### [Short task]
Turn the lines below, from the first one through the line containing "The axial groove 23 is at (360, 183).", into a Markdown table with the columns Row and Line, numbering each row and skipping blank lines. Leave the pictures out of the table.

### [Supplied information]
-----
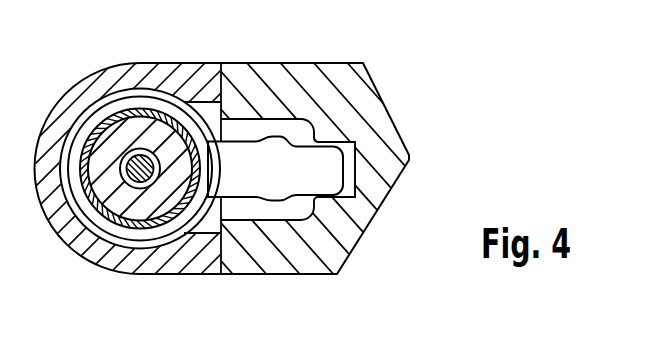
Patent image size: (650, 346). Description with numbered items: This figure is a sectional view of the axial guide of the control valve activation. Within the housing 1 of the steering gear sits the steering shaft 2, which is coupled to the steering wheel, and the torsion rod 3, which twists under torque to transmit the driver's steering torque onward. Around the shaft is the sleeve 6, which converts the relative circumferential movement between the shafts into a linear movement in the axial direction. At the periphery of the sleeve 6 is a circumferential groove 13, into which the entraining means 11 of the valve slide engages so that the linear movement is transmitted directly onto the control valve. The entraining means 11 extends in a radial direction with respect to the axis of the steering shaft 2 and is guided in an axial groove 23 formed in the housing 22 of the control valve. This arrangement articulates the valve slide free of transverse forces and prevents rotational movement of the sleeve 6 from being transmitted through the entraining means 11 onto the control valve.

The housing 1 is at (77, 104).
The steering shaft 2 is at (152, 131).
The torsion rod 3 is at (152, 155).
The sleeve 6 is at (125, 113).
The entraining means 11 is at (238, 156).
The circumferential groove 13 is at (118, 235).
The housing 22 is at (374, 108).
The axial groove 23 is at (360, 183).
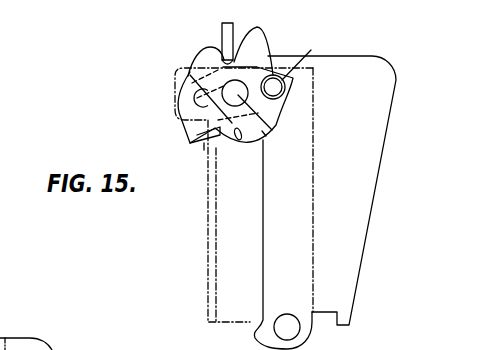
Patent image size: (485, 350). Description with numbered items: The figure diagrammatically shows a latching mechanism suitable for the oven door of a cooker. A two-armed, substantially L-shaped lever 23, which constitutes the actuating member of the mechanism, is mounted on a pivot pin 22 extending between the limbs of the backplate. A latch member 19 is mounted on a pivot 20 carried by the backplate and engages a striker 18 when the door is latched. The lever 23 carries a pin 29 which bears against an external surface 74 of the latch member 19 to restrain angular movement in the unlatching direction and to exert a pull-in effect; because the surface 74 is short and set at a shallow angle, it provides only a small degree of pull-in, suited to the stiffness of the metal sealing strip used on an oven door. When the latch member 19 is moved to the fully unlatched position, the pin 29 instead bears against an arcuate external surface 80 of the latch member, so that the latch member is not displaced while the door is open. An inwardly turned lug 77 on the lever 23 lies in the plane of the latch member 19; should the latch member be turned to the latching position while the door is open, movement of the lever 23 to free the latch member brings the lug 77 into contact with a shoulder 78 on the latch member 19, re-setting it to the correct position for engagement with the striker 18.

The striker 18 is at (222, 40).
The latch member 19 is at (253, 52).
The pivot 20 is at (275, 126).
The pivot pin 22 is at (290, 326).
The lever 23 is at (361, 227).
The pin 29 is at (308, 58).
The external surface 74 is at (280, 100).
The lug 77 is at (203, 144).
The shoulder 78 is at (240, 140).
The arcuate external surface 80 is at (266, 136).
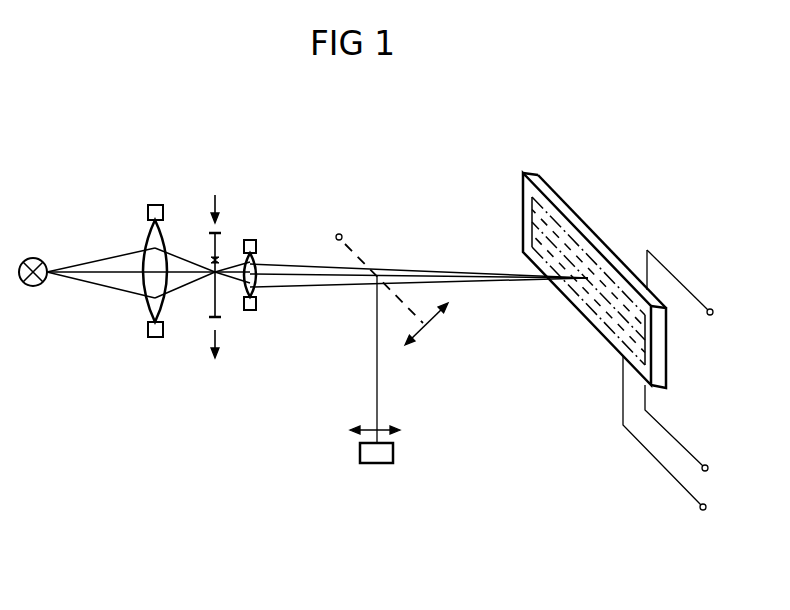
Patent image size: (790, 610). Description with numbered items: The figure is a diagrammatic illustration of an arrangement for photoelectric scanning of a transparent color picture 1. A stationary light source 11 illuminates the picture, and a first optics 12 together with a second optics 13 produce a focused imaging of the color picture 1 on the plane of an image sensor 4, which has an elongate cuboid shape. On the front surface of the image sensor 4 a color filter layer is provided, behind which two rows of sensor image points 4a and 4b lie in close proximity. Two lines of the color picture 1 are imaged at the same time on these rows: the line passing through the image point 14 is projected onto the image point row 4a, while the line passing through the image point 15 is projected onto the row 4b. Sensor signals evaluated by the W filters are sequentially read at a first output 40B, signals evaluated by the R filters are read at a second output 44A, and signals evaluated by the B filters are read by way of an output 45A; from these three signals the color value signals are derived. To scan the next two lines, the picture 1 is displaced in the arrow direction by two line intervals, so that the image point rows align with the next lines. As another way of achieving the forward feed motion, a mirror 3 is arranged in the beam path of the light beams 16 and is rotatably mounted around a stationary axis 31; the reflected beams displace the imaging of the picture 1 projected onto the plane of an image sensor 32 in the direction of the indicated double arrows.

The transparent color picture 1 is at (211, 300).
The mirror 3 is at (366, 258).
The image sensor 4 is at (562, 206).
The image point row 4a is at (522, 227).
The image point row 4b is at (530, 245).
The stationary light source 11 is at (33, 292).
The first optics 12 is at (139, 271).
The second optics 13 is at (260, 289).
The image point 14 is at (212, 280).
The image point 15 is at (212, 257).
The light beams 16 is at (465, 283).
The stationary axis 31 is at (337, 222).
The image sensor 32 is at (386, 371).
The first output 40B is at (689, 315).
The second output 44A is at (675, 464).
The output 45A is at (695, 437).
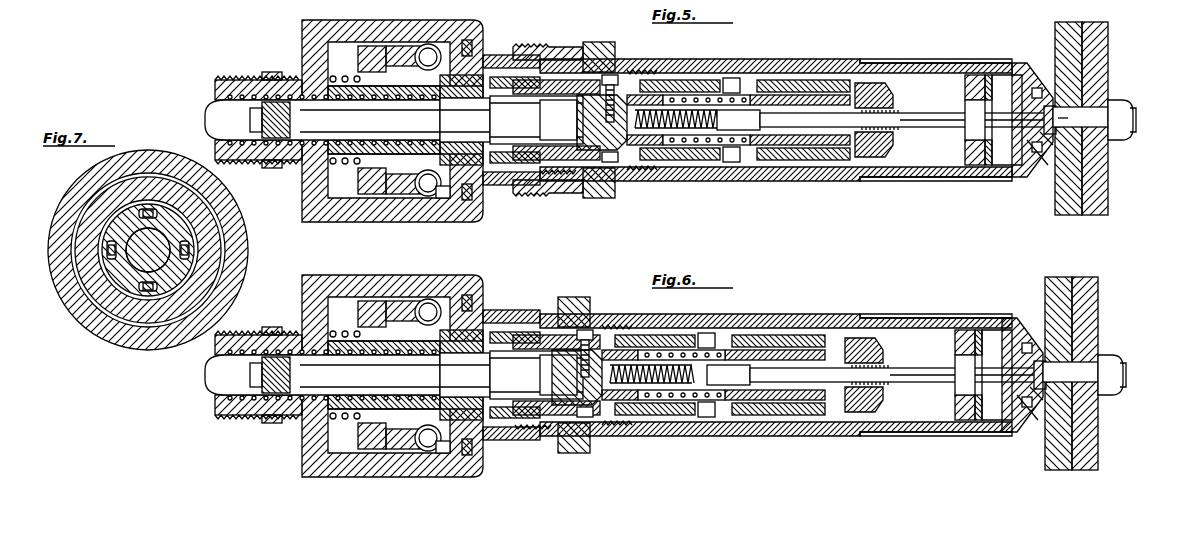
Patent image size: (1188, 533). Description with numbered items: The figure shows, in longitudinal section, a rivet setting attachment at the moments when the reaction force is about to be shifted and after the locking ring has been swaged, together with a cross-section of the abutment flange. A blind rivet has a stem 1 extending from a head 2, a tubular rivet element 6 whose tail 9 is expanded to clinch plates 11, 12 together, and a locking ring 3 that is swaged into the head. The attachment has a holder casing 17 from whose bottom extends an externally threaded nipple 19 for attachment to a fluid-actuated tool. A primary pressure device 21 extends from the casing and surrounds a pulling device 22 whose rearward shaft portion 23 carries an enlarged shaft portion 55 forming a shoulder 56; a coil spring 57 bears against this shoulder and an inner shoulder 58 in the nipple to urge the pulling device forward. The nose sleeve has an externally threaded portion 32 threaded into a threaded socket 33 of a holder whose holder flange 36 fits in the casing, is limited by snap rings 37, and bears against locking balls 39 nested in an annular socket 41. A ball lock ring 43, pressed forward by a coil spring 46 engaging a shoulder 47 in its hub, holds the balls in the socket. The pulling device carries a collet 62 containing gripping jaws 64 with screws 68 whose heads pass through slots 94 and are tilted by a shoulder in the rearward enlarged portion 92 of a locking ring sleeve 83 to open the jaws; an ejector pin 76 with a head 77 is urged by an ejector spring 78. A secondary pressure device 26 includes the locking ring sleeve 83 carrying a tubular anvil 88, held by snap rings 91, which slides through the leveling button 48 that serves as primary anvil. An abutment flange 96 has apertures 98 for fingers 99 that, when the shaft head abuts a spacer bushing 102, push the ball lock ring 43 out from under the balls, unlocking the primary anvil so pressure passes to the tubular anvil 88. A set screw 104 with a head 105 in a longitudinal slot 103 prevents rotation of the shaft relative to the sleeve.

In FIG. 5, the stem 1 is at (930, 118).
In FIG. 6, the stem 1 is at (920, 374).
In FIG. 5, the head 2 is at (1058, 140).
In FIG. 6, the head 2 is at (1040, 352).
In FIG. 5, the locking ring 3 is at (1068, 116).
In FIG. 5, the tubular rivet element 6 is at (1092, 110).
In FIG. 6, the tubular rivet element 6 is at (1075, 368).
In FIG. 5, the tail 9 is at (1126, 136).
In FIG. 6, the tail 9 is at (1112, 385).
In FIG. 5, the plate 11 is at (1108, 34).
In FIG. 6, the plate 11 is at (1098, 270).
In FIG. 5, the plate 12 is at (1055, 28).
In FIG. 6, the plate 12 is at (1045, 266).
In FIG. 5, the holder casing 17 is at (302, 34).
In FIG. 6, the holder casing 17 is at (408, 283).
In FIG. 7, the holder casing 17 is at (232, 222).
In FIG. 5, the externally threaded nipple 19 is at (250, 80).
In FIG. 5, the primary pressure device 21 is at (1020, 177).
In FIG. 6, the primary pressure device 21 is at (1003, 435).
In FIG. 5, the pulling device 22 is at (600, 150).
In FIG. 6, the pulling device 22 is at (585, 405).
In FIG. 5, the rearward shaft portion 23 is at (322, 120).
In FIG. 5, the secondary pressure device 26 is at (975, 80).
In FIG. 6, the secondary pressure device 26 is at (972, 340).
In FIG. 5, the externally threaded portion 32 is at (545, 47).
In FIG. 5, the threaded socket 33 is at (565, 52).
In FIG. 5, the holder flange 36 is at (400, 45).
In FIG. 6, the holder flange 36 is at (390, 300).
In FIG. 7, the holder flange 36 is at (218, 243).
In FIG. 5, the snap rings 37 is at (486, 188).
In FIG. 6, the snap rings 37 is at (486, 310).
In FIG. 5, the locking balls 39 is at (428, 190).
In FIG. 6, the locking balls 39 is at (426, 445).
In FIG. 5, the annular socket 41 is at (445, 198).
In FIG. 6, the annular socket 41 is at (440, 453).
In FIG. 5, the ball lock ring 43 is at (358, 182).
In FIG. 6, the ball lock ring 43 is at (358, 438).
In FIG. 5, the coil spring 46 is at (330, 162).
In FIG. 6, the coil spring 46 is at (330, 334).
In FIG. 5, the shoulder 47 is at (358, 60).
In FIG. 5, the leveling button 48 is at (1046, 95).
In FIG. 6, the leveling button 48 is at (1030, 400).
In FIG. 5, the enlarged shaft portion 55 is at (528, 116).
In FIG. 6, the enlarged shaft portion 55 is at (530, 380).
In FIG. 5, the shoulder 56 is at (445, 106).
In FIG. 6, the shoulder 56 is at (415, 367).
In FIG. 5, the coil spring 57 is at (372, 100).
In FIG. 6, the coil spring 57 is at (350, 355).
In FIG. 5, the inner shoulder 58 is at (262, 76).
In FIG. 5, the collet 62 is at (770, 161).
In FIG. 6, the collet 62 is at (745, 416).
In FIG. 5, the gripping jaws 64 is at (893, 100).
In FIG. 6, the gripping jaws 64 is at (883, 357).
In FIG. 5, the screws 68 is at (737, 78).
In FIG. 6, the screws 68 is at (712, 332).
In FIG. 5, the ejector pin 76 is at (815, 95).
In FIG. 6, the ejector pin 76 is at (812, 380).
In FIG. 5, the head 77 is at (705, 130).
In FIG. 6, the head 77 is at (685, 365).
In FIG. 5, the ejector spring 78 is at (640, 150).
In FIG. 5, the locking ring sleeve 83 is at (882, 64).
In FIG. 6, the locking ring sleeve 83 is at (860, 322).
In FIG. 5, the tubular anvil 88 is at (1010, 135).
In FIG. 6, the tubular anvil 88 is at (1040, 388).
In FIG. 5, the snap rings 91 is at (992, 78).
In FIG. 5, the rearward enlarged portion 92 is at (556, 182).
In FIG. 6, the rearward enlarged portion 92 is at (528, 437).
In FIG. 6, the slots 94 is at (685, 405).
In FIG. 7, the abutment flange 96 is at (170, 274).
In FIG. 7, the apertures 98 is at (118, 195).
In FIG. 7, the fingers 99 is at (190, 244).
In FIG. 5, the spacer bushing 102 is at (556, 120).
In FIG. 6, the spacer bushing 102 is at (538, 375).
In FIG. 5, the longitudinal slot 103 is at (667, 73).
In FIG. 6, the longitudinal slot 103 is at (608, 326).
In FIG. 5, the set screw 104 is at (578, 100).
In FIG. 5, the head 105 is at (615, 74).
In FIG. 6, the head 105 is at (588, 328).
-----
### [Task output]
| Row | Line |
|---|---|
| 1 | Patent image size: (650, 346). Description with numbered items: This figure is a sectional view of the axial guide of the control valve activation. Within the housing 1 of the steering gear sits the steering shaft 2, which is coupled to the steering wheel, and the torsion rod 3, which twists under torque to transmit the driver's steering torque onward. Around the shaft is the sleeve 6, which converts the relative circumferential movement between the shafts into a linear movement in the axial direction. At the periphery of the sleeve 6 is a circumferential groove 13, into which the entraining means 11 of the valve slide engages so that the linear movement is transmitted directly onto the control valve. The entraining means 11 extends in a radial direction with respect to the axis of the steering shaft 2 and is guided in an axial groove 23 formed in the housing 22 of the control valve. This arrangement articulates the valve slide free of transverse forces and prevents rotational movement of the sleeve 6 from being transmitted through the entraining means 11 onto the control valve. |
| 2 | The housing 1 is at (77, 104). |
| 3 | The steering shaft 2 is at (152, 131). |
| 4 | The torsion rod 3 is at (152, 155). |
| 5 | The sleeve 6 is at (125, 113). |
| 6 | The entraining means 11 is at (238, 156). |
| 7 | The circumferential groove 13 is at (118, 235). |
| 8 | The housing 22 is at (374, 108). |
| 9 | The axial groove 23 is at (360, 183). |